▶ _What is being asked_:
Exactly as written, quote every line that follows, skipping the images.

+---+

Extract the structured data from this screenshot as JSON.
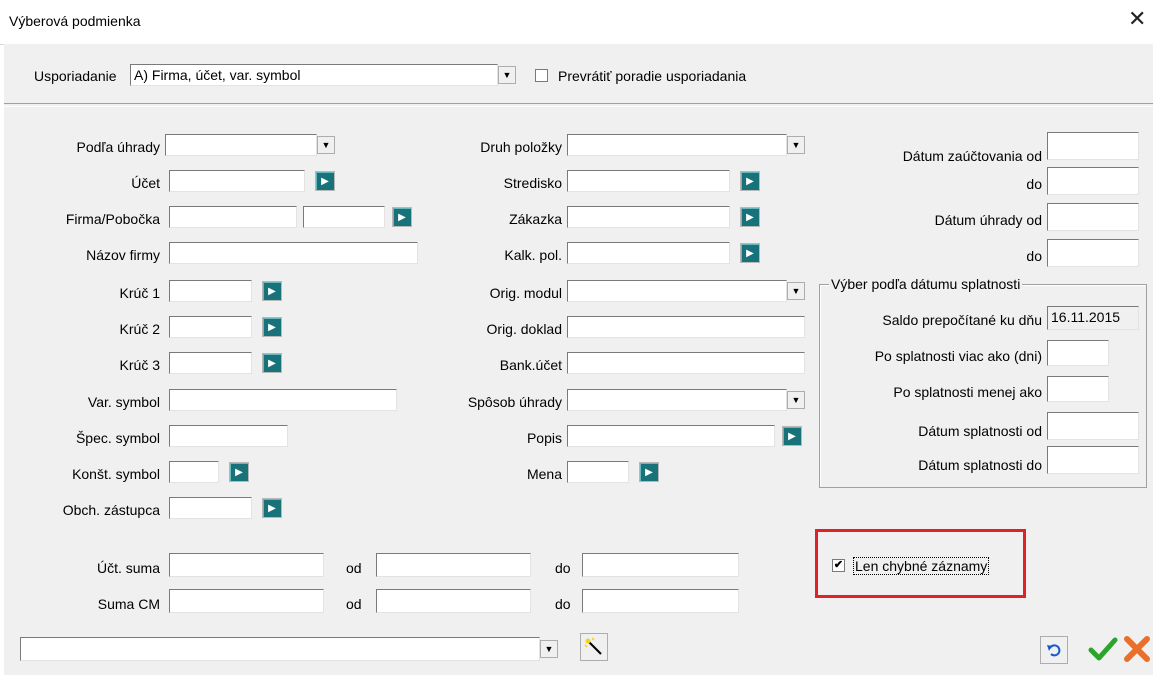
{
  "window": {
    "title": "Výberová podmienka",
    "close": "✕"
  },
  "sort": {
    "label": "Usporiadanie",
    "value": "A) Firma, účet, var. symbol",
    "reverse_label": "Prevrátiť poradie usporiadania",
    "reverse_checked": false
  },
  "left": {
    "podla_uhrady": "Podľa úhrady",
    "ucet": "Účet",
    "firma": "Firma/Pobočka",
    "nazov": "Názov firmy",
    "kluc1": "Krúč 1",
    "kluc2": "Krúč 2",
    "kluc3": "Krúč 3",
    "var_symbol": "Var. symbol",
    "spec_symbol": "Špec. symbol",
    "konst_symbol": "Konšt. symbol",
    "obch_zastupca": "Obch. zástupca"
  },
  "middle": {
    "druh": "Druh položky",
    "stredisko": "Stredisko",
    "zakazka": "Zákazka",
    "kalk": "Kalk. pol.",
    "orig_modul": "Orig. modul",
    "orig_doklad": "Orig. doklad",
    "bank": "Bank.účet",
    "sposob": "Spôsob úhrady",
    "popis": "Popis",
    "mena": "Mena"
  },
  "right": {
    "datum_zauct_od": "Dátum zaúčtovania od",
    "do1": "do",
    "datum_uhrady_od": "Dátum úhrady od",
    "do2": "do",
    "group_title": "Výber podľa dátumu splatnosti",
    "saldo": "Saldo prepočítané ku dňu",
    "saldo_value": "16.11.2015",
    "po_viac": "Po splatnosti viac ako (dni)",
    "po_menej": "Po splatnosti menej ako",
    "dat_spl_od": "Dátum splatnosti od",
    "dat_spl_do": "Dátum splatnosti do"
  },
  "amounts": {
    "uct_suma": "Účt. suma",
    "suma_cm": "Suma CM",
    "od": "od",
    "do": "do"
  },
  "errors_only": {
    "label": "Len chybné záznamy",
    "checked": true,
    "mark": "✔"
  },
  "icons": {
    "dropdown": "▼",
    "go": "▶",
    "wand": "╲",
    "undo": "↶",
    "ok": "✔",
    "cancel": "✖"
  },
  "colors": {
    "go_button": "#17727a",
    "highlight_box": "#e02228",
    "ok": "#2aa52a",
    "cancel": "#e8702a"
  }
}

+---+

▶ _Response to this task_:
Extract the structured data from this screenshot as JSON.
{
  "window": {
    "title": "Výberová podmienka",
    "close": "✕"
  },
  "sort": {
    "label": "Usporiadanie",
    "value": "A) Firma, účet, var. symbol",
    "reverse_label": "Prevrátiť poradie usporiadania",
    "reverse_checked": false
  },
  "left": {
    "podla_uhrady": "Podľa úhrady",
    "ucet": "Účet",
    "firma": "Firma/Pobočka",
    "nazov": "Názov firmy",
    "kluc1": "Krúč 1",
    "kluc2": "Krúč 2",
    "kluc3": "Krúč 3",
    "var_symbol": "Var. symbol",
    "spec_symbol": "Špec. symbol",
    "konst_symbol": "Konšt. symbol",
    "obch_zastupca": "Obch. zástupca"
  },
  "middle": {
    "druh": "Druh položky",
    "stredisko": "Stredisko",
    "zakazka": "Zákazka",
    "kalk": "Kalk. pol.",
    "orig_modul": "Orig. modul",
    "orig_doklad": "Orig. doklad",
    "bank": "Bank.účet",
    "sposob": "Spôsob úhrady",
    "popis": "Popis",
    "mena": "Mena"
  },
  "right": {
    "datum_zauct_od": "Dátum zaúčtovania od",
    "do1": "do",
    "datum_uhrady_od": "Dátum úhrady od",
    "do2": "do",
    "group_title": "Výber podľa dátumu splatnosti",
    "saldo": "Saldo prepočítané ku dňu",
    "saldo_value": "16.11.2015",
    "po_viac": "Po splatnosti viac ako (dni)",
    "po_menej": "Po splatnosti menej ako",
    "dat_spl_od": "Dátum splatnosti od",
    "dat_spl_do": "Dátum splatnosti do"
  },
  "amounts": {
    "uct_suma": "Účt. suma",
    "suma_cm": "Suma CM",
    "od": "od",
    "do": "do"
  },
  "errors_only": {
    "label": "Len chybné záznamy",
    "checked": true,
    "mark": "✔"
  },
  "icons": {
    "dropdown": "▼",
    "go": "▶",
    "wand": "╲",
    "undo": "↶",
    "ok": "✔",
    "cancel": "✖"
  },
  "colors": {
    "go_button": "#17727a",
    "highlight_box": "#e02228",
    "ok": "#2aa52a",
    "cancel": "#e8702a"
  }
}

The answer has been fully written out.